**Problem statement**
Report how many lines of the listing below include the word "JSON". Give nothing but the number.

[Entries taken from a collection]
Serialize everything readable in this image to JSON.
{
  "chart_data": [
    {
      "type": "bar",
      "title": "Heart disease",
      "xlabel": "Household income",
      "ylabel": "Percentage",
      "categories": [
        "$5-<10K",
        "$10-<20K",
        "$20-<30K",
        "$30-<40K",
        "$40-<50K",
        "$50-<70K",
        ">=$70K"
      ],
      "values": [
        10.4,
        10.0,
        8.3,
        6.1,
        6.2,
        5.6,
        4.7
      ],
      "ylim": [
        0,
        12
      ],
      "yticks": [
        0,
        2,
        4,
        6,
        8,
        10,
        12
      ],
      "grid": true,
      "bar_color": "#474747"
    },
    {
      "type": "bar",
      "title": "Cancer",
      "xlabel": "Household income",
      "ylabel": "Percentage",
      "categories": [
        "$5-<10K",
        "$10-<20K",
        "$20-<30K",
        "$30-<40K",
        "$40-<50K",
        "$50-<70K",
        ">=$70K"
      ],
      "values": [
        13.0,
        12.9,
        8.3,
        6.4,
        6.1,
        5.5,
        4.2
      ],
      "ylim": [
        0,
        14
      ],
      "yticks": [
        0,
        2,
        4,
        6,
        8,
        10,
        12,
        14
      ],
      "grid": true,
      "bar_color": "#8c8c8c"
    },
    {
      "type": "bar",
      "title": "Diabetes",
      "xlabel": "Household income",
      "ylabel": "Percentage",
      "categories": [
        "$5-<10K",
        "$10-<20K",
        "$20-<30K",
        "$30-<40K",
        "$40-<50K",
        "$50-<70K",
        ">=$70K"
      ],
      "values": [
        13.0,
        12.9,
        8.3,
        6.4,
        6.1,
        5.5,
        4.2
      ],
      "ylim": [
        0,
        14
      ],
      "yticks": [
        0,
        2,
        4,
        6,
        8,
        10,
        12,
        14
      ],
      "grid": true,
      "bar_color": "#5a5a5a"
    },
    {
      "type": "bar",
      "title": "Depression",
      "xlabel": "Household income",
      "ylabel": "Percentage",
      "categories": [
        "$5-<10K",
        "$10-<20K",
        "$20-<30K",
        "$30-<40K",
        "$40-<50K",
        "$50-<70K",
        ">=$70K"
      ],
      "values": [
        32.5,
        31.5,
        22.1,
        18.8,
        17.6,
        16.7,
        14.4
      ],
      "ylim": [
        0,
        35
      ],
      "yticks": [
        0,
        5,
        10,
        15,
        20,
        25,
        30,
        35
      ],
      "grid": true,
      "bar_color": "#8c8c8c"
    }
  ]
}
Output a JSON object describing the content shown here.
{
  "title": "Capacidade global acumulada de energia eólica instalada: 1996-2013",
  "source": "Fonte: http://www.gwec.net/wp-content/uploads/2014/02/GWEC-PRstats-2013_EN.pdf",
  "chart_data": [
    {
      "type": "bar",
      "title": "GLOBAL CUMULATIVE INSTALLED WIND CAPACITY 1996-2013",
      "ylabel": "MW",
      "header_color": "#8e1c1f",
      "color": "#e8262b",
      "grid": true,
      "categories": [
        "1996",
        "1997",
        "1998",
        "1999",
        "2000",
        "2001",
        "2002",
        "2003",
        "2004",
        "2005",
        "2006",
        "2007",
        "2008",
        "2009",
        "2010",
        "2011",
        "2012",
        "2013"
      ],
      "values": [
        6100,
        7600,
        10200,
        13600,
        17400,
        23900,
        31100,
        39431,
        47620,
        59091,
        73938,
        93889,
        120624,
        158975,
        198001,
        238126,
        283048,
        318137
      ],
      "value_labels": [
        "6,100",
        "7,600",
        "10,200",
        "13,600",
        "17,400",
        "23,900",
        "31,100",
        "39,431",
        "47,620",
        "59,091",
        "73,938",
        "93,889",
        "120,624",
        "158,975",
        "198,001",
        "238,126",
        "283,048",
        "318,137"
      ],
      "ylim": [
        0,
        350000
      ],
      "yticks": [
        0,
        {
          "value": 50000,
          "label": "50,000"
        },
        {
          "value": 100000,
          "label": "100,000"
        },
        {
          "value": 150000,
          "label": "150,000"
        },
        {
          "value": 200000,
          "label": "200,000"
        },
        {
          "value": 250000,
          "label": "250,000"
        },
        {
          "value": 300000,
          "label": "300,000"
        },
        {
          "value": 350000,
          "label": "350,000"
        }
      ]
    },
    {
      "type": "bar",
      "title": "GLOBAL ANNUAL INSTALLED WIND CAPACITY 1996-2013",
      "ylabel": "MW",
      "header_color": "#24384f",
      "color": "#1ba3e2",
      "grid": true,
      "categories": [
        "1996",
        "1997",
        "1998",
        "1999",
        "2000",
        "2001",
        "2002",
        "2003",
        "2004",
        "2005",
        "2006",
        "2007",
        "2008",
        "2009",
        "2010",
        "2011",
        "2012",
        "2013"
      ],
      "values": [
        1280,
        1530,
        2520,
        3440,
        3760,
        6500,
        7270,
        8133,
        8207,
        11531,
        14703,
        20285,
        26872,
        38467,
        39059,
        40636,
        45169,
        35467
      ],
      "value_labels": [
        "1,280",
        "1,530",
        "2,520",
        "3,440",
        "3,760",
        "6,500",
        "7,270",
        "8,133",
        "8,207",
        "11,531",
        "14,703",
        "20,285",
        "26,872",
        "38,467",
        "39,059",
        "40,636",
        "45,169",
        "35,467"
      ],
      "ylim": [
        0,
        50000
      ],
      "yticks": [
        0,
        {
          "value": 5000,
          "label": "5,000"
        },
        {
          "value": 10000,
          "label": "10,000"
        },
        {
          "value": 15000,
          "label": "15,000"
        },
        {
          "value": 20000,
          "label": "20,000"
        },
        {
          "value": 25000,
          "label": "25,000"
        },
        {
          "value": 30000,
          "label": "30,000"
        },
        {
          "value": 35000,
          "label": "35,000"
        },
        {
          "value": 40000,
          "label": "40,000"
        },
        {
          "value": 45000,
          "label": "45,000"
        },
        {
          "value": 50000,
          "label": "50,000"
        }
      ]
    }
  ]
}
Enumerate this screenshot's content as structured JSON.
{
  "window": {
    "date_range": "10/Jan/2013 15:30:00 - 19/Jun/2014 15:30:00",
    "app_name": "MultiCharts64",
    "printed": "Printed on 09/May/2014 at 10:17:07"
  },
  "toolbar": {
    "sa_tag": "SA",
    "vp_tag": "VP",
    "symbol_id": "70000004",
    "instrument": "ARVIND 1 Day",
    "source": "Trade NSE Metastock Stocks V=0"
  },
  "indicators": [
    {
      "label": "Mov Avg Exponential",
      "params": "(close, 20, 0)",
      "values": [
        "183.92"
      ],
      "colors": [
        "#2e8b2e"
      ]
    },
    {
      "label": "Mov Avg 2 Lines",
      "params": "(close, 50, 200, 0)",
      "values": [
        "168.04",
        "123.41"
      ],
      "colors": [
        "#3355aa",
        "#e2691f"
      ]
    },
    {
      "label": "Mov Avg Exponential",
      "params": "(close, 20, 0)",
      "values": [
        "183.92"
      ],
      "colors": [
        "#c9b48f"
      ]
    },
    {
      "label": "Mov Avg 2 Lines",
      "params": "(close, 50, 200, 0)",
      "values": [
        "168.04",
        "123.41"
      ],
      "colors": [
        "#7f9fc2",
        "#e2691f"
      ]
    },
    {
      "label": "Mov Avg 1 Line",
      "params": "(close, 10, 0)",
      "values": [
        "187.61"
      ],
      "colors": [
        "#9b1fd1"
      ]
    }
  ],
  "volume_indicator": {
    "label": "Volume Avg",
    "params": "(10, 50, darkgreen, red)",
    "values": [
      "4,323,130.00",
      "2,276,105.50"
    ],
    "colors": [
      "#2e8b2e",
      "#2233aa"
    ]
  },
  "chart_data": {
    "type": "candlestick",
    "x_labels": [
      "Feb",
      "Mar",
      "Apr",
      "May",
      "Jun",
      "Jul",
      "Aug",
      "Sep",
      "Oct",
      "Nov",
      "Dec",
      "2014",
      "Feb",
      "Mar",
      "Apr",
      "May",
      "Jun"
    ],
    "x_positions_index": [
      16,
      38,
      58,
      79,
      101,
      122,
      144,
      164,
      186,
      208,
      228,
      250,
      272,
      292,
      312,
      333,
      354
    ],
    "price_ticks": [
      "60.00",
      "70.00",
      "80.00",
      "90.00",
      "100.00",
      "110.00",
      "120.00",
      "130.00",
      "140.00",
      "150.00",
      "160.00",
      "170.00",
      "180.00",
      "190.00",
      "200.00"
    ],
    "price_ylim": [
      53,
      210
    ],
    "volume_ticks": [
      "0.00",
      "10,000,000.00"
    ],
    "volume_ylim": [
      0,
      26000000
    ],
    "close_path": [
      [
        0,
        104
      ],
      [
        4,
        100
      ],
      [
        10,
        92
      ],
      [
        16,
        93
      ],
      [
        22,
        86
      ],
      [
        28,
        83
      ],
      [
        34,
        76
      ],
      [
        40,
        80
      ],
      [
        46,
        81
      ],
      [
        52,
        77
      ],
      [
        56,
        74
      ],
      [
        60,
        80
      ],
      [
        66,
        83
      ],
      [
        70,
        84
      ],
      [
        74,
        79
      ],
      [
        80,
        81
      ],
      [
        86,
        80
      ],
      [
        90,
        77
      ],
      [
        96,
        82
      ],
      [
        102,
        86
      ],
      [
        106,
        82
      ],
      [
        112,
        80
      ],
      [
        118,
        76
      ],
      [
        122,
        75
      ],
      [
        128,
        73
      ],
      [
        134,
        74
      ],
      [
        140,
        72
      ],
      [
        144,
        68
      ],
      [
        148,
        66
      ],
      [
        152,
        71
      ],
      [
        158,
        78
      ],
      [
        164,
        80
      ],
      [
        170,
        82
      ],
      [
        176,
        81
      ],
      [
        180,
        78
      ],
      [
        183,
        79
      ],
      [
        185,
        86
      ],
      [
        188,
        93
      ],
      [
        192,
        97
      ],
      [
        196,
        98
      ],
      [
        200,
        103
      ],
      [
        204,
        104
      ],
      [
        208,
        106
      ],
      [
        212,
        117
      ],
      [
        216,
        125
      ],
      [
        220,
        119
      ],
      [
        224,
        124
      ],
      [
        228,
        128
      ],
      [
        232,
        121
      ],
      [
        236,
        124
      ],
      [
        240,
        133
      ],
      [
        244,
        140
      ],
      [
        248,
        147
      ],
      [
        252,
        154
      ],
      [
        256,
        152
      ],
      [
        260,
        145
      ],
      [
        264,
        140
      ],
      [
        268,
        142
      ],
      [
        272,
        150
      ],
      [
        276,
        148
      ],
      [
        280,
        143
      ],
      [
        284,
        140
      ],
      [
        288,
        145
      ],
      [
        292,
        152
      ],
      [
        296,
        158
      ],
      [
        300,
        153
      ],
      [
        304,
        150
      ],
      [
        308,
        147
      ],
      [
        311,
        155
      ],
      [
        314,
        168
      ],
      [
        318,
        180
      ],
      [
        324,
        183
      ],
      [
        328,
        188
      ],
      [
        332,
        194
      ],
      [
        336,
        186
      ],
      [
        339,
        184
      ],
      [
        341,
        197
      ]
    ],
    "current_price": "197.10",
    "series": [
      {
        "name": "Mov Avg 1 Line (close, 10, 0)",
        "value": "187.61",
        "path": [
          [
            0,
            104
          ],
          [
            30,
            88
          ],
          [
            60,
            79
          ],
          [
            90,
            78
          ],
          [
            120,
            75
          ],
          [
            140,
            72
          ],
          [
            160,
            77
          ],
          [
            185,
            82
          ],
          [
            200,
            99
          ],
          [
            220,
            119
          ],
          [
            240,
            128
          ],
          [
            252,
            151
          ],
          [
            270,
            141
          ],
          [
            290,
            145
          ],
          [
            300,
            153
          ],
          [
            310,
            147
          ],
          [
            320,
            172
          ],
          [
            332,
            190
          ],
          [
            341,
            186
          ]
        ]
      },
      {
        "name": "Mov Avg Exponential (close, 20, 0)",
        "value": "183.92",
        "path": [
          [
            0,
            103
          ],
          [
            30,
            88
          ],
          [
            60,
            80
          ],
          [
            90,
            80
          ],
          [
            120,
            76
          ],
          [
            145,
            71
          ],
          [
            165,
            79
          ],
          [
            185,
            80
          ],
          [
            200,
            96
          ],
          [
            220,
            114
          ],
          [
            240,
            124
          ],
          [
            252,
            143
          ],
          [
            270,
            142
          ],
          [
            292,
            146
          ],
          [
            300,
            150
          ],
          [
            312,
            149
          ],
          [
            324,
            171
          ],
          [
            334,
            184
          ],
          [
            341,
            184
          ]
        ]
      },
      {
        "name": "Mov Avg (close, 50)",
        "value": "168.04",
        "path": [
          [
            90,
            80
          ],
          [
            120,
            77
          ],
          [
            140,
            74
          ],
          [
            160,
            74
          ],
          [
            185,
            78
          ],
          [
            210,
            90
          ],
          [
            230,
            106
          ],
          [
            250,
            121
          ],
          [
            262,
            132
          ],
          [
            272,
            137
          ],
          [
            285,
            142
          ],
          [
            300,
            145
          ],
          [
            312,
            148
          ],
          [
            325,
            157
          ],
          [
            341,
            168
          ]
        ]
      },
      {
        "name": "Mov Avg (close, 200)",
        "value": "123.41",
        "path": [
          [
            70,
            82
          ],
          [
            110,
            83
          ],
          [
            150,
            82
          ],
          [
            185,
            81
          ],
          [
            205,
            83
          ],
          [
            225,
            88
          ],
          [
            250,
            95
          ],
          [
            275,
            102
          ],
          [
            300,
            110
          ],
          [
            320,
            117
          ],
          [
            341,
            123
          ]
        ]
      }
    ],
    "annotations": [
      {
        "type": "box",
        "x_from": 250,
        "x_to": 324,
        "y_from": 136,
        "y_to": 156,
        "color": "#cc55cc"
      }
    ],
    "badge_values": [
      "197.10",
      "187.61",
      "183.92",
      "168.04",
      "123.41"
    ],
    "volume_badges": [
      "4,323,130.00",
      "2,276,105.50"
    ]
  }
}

**Final result**
3